(Compito): Continua per favore il testo sull'unione civile tra datore di lavoro e dipendente, riprendendo dopo la sua ultima frase.

(Testo di lettura):
++++++

Unione civile tra datore di lavoro e lavoratore e contributi previdenziali; un caso
di Domenico Calvelli *
In un quesito prospettato alla Direzione Regionale Inps del Piemonte è stato rappresentato il caso di un dipendente, da lunga data, di un’impresa artigiana esercitata in forma individuale che, intendendo avvalersi dell’istituto dell’unione civile con il proprio datore di lavoro (ex legge 20 maggio 2016 n. 76) e continuando nel contempo a svolgere la propria attività di lavoratore subordinato presso il medesimo, ma non convivendo con quest’ultimo, né avendo con questi una comunione di interessi, avrebbe necessità di sapere se egli possa continuare a maturare i requisiti pensionistici derivanti dalla propria posizione lavorativa. Persisterebbe in tal caso in capo al datore di lavoro l’obbligo di versare i contributi, sia nella parte a carico dell’impresa, sia nella parte a carico del dipendente, come se si trattasse di un lavoratore subordinato senza legami familiari con il datore di lavoro? Vi potrebbe essere, al contrario, un’incompatibilità tra il proprio stato di lavoratore dipendente ed il fatto di aver contratto un’unione civile con il proprio datore di lavoro?

++++++

(Righe provenienti da una fonte di dati):
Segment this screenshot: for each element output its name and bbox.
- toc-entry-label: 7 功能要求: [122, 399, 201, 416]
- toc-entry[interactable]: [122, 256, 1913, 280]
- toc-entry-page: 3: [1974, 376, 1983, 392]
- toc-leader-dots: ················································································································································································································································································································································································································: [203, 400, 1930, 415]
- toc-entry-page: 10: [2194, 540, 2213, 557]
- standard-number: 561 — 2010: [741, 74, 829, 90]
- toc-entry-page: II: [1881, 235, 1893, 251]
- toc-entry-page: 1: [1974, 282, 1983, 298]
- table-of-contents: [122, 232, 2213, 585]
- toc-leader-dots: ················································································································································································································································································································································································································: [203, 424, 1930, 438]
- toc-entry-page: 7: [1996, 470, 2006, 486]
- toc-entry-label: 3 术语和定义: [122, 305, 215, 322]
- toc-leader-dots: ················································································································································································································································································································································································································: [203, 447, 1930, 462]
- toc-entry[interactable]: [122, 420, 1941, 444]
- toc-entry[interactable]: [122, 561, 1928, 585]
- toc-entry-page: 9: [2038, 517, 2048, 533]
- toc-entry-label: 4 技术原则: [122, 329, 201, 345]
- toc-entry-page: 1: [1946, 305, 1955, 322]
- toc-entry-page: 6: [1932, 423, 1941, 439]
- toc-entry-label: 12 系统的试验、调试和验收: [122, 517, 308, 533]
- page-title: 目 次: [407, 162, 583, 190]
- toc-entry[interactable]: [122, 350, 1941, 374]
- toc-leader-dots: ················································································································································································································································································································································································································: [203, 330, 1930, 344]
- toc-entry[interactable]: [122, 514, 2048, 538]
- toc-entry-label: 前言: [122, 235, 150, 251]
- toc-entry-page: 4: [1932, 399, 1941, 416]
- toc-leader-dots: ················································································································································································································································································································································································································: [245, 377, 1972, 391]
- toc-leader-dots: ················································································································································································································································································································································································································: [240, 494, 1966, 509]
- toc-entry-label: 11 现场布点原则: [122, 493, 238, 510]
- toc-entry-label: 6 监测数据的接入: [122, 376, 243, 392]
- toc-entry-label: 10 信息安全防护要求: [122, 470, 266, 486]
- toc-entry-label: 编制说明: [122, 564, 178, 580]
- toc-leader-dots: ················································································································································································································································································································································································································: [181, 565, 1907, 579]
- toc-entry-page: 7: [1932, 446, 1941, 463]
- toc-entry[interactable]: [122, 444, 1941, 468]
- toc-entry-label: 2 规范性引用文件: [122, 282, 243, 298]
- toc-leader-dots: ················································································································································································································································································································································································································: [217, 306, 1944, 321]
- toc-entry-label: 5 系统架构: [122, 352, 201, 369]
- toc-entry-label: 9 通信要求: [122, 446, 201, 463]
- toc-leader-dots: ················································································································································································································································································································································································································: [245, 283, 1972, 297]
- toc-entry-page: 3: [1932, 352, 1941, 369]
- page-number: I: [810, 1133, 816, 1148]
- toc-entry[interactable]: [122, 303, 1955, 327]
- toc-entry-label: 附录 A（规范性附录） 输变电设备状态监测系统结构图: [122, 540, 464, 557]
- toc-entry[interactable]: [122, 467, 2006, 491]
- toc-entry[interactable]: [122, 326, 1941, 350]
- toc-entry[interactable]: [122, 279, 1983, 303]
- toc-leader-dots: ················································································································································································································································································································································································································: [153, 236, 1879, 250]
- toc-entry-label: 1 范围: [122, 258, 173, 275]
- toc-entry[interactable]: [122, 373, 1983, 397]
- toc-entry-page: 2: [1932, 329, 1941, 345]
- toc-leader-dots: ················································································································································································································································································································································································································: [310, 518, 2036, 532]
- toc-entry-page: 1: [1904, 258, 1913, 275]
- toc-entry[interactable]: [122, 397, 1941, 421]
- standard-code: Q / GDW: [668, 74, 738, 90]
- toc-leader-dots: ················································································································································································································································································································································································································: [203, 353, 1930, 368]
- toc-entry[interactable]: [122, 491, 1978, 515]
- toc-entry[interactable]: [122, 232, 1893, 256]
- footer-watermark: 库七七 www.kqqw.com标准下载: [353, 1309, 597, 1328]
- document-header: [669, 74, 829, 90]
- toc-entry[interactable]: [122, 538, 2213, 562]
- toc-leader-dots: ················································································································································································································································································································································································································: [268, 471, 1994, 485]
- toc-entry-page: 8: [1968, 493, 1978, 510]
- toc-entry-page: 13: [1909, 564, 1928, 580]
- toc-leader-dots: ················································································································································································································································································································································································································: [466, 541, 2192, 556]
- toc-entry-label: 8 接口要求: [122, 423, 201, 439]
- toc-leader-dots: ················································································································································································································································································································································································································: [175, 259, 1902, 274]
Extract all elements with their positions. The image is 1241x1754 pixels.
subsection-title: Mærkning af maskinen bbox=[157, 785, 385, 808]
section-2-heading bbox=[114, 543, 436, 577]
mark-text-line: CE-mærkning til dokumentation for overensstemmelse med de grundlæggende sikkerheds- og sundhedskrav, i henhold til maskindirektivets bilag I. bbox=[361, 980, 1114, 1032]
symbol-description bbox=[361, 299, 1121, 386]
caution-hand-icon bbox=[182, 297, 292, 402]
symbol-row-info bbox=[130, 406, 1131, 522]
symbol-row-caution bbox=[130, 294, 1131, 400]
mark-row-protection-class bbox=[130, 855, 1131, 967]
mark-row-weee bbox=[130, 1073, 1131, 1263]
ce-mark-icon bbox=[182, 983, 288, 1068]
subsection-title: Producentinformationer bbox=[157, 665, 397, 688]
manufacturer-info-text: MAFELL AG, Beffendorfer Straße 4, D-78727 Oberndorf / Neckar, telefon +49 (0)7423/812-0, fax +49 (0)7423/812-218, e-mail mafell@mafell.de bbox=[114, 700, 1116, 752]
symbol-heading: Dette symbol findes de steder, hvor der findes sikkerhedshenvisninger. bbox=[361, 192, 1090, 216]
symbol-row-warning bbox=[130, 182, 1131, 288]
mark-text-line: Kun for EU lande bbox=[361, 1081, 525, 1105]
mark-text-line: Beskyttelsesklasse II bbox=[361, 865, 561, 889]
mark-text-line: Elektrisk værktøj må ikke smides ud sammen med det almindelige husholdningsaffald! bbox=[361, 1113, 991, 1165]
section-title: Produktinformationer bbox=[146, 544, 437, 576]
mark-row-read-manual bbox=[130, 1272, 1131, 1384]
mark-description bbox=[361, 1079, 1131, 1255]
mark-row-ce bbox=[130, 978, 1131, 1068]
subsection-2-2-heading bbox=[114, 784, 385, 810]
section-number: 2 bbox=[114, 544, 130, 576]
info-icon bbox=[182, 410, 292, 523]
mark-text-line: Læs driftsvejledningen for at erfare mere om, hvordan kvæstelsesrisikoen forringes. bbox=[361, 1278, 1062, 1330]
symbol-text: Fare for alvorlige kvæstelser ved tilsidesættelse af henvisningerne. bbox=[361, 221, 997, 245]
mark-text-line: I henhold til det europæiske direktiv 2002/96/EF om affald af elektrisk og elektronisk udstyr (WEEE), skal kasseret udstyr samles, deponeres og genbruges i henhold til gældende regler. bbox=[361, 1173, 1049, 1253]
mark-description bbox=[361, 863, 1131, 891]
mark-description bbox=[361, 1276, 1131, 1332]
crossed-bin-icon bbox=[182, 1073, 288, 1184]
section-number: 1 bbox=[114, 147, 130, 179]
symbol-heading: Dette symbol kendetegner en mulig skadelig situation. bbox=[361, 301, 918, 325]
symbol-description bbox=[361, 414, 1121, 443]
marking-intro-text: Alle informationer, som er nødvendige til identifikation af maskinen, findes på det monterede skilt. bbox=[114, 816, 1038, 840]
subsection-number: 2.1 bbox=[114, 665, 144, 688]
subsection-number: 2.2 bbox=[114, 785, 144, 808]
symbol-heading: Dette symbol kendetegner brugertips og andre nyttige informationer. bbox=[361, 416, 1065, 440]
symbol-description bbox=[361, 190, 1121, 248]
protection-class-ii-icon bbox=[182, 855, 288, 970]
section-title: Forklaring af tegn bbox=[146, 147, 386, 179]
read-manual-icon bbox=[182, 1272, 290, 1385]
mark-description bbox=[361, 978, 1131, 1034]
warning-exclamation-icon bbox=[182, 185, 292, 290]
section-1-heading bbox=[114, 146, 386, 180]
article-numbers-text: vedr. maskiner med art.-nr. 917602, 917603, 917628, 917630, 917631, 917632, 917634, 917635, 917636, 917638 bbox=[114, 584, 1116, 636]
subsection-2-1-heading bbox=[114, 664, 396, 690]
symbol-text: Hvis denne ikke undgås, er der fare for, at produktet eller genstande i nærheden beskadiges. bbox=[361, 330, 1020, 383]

++++++

(Risultato):
La Direzione regionale, rispondendo con estrema rapidità, premette che tutte le attività lavorative si presumono a titolo oneroso, salvo che se ne dimostri la finalità solidaristica e non quella lucrativa. Tutto ciò, precisa tuttavia, non vale per il lavoro prestato in ambito familiare: esso si presume gratuito per il fatto che sia reso in favore di uno stretto congiunto; ma anche in questo caso è ammessa la prova contraria.
La giurisprudenza ha avuto modo in effetti di precisare che la presunzione di gratuità è giustificata solo quando alla relazione parentale si unisca la materiale convivenza.
«Nel caso in cui i soggetti del rapporto di lavoro siano conviventi, le relazioni di affetti familiari, di parentela e di interessi tra essi esistenti possono giustificare una presunzione di gratuità, mentre nell’ipotesi di soggetti non conviventi sotto lo stesso tetto, ma appartenenti a nuclei familiari distinti ed autonomi, tale presunzione cede il passo a quella di normale onerosità del rapporto, superabile con la dimostrazione di sicuri elementi contrari». (Cassazione civile sez. lav. 3287/1986). Pertanto, nel caso prospettato, stante la non convivenza del lavoratore con il datore di lavoro, la prestazione lavorativa non si potrà presumere gratuita. È del tutto evidente, però, che l’onerosità dovrà essere in grado di resistere alla prova contraria, eventualmente fornita – per esempio – dalle risultanze di un accesso ispettivo.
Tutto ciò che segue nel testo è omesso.